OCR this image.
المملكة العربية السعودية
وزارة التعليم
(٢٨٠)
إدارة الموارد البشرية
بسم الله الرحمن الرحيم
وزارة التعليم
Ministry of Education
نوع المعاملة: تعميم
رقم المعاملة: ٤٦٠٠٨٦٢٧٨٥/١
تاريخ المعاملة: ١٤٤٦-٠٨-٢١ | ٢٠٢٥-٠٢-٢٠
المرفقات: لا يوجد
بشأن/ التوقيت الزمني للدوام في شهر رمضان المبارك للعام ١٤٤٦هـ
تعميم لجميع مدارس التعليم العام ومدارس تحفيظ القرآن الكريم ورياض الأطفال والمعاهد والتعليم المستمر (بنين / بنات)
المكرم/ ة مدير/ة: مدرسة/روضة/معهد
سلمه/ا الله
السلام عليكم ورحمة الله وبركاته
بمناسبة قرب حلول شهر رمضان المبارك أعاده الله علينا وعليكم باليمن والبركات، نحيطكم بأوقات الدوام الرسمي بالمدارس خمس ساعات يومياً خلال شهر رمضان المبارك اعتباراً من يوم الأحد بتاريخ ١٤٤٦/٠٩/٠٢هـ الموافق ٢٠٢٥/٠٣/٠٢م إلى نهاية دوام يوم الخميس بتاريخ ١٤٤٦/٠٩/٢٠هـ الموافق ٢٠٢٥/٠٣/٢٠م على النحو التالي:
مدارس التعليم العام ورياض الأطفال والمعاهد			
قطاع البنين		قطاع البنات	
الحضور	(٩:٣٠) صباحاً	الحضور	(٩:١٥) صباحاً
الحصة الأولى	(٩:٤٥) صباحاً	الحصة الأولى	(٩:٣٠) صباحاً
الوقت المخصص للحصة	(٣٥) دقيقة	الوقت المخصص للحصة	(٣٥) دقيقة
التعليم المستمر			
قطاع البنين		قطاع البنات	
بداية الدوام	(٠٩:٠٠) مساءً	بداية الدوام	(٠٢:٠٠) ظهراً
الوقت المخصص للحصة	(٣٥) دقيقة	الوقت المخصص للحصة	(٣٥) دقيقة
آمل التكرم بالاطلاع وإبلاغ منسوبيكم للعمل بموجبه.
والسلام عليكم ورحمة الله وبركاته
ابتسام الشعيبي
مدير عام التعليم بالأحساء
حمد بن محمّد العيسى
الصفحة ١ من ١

--------

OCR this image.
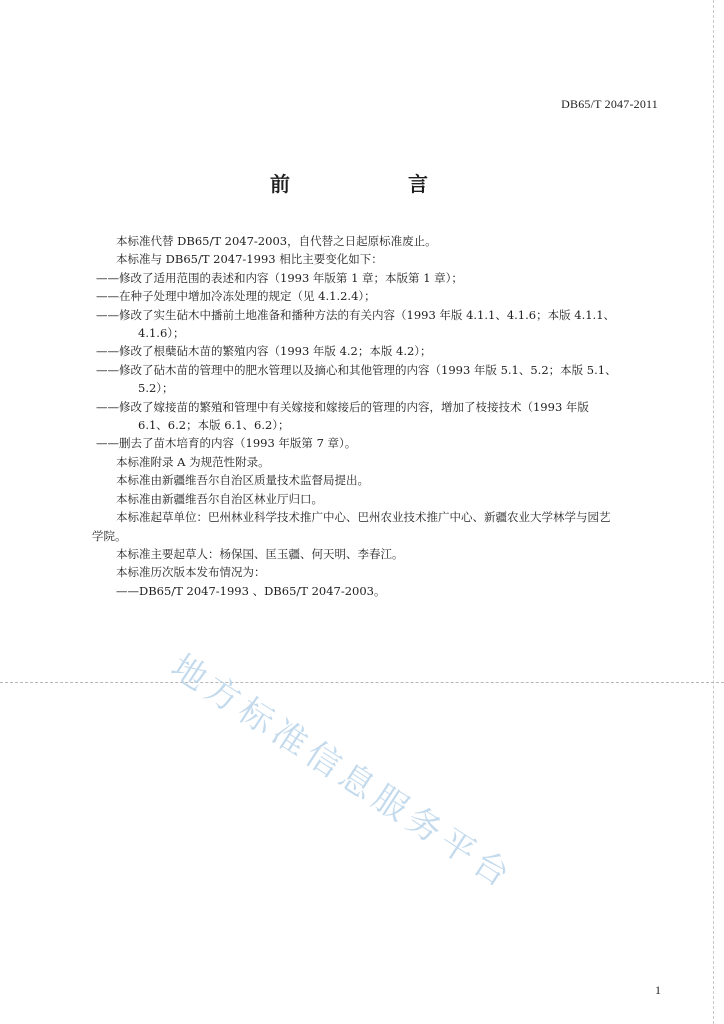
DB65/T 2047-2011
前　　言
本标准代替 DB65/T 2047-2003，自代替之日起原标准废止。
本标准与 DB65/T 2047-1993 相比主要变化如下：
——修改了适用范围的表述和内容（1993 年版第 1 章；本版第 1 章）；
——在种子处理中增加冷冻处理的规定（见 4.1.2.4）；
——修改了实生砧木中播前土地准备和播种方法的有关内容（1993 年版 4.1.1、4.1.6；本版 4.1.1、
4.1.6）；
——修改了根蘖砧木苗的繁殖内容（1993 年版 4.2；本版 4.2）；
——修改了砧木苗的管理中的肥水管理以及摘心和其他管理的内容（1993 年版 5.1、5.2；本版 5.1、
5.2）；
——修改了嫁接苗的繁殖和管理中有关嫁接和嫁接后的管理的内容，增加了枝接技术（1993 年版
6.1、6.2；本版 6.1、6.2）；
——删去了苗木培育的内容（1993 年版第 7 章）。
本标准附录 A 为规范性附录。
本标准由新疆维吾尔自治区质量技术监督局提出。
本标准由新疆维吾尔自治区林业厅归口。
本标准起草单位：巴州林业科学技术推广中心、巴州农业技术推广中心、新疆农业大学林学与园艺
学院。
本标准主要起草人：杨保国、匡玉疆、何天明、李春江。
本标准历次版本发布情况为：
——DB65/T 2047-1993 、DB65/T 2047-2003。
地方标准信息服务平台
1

--------

Copy all lines from the listing that contain "ورياض".

تعميم لجميع مدارس التعليم العام ومدارس تحفيظ القرآن الكريم ورياض الأطفال والمعاهد والتعليم المستمر (بنين / بنات)
مدارس التعليم العام ورياض الأطفال والمعاهد			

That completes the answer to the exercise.